(begin)

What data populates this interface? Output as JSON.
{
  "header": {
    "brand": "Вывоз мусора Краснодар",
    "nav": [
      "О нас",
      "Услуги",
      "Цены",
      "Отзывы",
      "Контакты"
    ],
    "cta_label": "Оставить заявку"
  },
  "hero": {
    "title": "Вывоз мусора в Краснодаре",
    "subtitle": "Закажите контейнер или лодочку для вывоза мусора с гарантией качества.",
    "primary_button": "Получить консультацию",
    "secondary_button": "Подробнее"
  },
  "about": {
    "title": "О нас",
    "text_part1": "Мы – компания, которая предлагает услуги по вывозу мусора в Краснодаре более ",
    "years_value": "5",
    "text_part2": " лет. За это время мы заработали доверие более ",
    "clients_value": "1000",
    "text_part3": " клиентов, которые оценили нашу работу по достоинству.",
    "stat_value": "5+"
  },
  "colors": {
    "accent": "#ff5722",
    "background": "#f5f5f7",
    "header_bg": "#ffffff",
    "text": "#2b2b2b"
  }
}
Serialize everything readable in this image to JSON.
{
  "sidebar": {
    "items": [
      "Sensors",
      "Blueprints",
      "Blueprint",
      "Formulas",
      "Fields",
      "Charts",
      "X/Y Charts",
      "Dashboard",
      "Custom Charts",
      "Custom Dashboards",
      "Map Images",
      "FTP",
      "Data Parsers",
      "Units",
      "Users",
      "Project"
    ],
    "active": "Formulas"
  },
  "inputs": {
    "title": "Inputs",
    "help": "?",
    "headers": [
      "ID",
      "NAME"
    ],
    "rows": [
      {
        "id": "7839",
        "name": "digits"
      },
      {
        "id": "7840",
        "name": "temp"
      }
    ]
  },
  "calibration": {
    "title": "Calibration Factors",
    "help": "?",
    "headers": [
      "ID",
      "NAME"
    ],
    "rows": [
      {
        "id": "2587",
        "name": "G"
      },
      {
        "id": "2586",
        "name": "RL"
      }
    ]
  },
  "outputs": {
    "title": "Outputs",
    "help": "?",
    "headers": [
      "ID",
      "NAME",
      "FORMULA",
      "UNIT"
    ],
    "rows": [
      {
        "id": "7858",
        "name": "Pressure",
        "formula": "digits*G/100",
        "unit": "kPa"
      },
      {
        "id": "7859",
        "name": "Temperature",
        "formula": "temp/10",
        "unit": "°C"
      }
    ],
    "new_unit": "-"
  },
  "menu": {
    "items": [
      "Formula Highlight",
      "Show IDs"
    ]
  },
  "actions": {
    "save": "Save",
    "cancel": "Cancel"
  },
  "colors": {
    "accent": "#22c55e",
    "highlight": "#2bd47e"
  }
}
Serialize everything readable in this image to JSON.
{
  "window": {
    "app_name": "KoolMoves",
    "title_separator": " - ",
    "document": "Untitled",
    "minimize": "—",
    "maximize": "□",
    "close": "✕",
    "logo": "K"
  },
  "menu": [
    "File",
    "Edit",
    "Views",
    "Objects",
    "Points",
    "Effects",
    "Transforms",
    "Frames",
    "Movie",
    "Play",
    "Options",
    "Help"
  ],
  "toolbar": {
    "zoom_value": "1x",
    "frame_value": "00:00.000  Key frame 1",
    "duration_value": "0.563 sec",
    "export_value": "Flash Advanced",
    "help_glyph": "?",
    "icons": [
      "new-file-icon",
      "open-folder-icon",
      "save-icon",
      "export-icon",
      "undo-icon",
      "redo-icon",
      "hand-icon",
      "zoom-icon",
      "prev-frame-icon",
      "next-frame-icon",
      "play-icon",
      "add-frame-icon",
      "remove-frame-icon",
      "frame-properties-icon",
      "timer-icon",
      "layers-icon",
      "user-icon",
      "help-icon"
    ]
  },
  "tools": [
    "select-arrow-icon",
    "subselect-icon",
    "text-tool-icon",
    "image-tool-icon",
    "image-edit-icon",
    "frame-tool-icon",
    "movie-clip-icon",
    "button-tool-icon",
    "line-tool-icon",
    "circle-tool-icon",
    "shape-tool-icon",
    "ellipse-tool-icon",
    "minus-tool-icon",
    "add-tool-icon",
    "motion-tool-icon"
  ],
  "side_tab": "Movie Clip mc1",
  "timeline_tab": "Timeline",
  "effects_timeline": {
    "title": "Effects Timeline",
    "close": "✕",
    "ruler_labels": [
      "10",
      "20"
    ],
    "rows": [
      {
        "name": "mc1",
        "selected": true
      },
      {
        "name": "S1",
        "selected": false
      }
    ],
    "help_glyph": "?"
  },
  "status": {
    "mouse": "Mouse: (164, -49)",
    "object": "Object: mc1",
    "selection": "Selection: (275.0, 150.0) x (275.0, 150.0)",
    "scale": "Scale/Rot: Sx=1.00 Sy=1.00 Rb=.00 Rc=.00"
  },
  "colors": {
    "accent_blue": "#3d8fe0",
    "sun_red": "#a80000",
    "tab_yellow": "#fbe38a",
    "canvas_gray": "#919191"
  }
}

(end)

• **Aim**:
Copy each line of the data exactly, leaving nothing out.

• **Answer in full**:
What data populates this interface? Output as JSON.
{
  "header": {
    "brand": "Вывоз мусора Краснодар",
    "nav": [
      "О нас",
      "Услуги",
      "Цены",
      "Отзывы",
      "Контакты"
    ],
    "cta_label": "Оставить заявку"
  },
  "hero": {
    "title": "Вывоз мусора в Краснодаре",
    "subtitle": "Закажите контейнер или лодочку для вывоза мусора с гарантией качества.",
    "primary_button": "Получить консультацию",
    "secondary_button": "Подробнее"
  },
  "about": {
    "title": "О нас",
    "text_part1": "Мы – компания, которая предлагает услуги по вывозу мусора в Краснодаре более ",
    "years_value": "5",
    "text_part2": " лет. За это время мы заработали доверие более ",
    "clients_value": "1000",
    "text_part3": " клиентов, которые оценили нашу работу по достоинству.",
    "stat_value": "5+"
  },
  "colors": {
    "accent": "#ff5722",
    "background": "#f5f5f7",
    "header_bg": "#ffffff",
    "text": "#2b2b2b"
  }
}
Serialize everything readable in this image to JSON.
{
  "sidebar": {
    "items": [
      "Sensors",
      "Blueprints",
      "Blueprint",
      "Formulas",
      "Fields",
      "Charts",
      "X/Y Charts",
      "Dashboard",
      "Custom Charts",
      "Custom Dashboards",
      "Map Images",
      "FTP",
      "Data Parsers",
      "Units",
      "Users",
      "Project"
    ],
    "active": "Formulas"
  },
  "inputs": {
    "title": "Inputs",
    "help": "?",
    "headers": [
      "ID",
      "NAME"
    ],
    "rows": [
      {
        "id": "7839",
        "name": "digits"
      },
      {
        "id": "7840",
        "name": "temp"
      }
    ]
  },
  "calibration": {
    "title": "Calibration Factors",
    "help": "?",
    "headers": [
      "ID",
      "NAME"
    ],
    "rows": [
      {
        "id": "2587",
        "name": "G"
      },
      {
        "id": "2586",
        "name": "RL"
      }
    ]
  },
  "outputs": {
    "title": "Outputs",
    "help": "?",
    "headers": [
      "ID",
      "NAME",
      "FORMULA",
      "UNIT"
    ],
    "rows": [
      {
        "id": "7858",
        "name": "Pressure",
        "formula": "digits*G/100",
        "unit": "kPa"
      },
      {
        "id": "7859",
        "name": "Temperature",
        "formula": "temp/10",
        "unit": "°C"
      }
    ],
    "new_unit": "-"
  },
  "menu": {
    "items": [
      "Formula Highlight",
      "Show IDs"
    ]
  },
  "actions": {
    "save": "Save",
    "cancel": "Cancel"
  },
  "colors": {
    "accent": "#22c55e",
    "highlight": "#2bd47e"
  }
}
Serialize everything readable in this image to JSON.
{
  "window": {
    "app_name": "KoolMoves",
    "title_separator": " - ",
    "document": "Untitled",
    "minimize": "—",
    "maximize": "□",
    "close": "✕",
    "logo": "K"
  },
  "menu": [
    "File",
    "Edit",
    "Views",
    "Objects",
    "Points",
    "Effects",
    "Transforms",
    "Frames",
    "Movie",
    "Play",
    "Options",
    "Help"
  ],
  "toolbar": {
    "zoom_value": "1x",
    "frame_value": "00:00.000  Key frame 1",
    "duration_value": "0.563 sec",
    "export_value": "Flash Advanced",
    "help_glyph": "?",
    "icons": [
      "new-file-icon",
      "open-folder-icon",
      "save-icon",
      "export-icon",
      "undo-icon",
      "redo-icon",
      "hand-icon",
      "zoom-icon",
      "prev-frame-icon",
      "next-frame-icon",
      "play-icon",
      "add-frame-icon",
      "remove-frame-icon",
      "frame-properties-icon",
      "timer-icon",
      "layers-icon",
      "user-icon",
      "help-icon"
    ]
  },
  "tools": [
    "select-arrow-icon",
    "subselect-icon",
    "text-tool-icon",
    "image-tool-icon",
    "image-edit-icon",
    "frame-tool-icon",
    "movie-clip-icon",
    "button-tool-icon",
    "line-tool-icon",
    "circle-tool-icon",
    "shape-tool-icon",
    "ellipse-tool-icon",
    "minus-tool-icon",
    "add-tool-icon",
    "motion-tool-icon"
  ],
  "side_tab": "Movie Clip mc1",
  "timeline_tab": "Timeline",
  "effects_timeline": {
    "title": "Effects Timeline",
    "close": "✕",
    "ruler_labels": [
      "10",
      "20"
    ],
    "rows": [
      {
        "name": "mc1",
        "selected": true
      },
      {
        "name": "S1",
        "selected": false
      }
    ],
    "help_glyph": "?"
  },
  "status": {
    "mouse": "Mouse: (164, -49)",
    "object": "Object: mc1",
    "selection": "Selection: (275.0, 150.0) x (275.0, 150.0)",
    "scale": "Scale/Rot: Sx=1.00 Sy=1.00 Rb=.00 Rc=.00"
  },
  "colors": {
    "accent_blue": "#3d8fe0",
    "sun_red": "#a80000",
    "tab_yellow": "#fbe38a",
    "canvas_gray": "#919191"
  }
}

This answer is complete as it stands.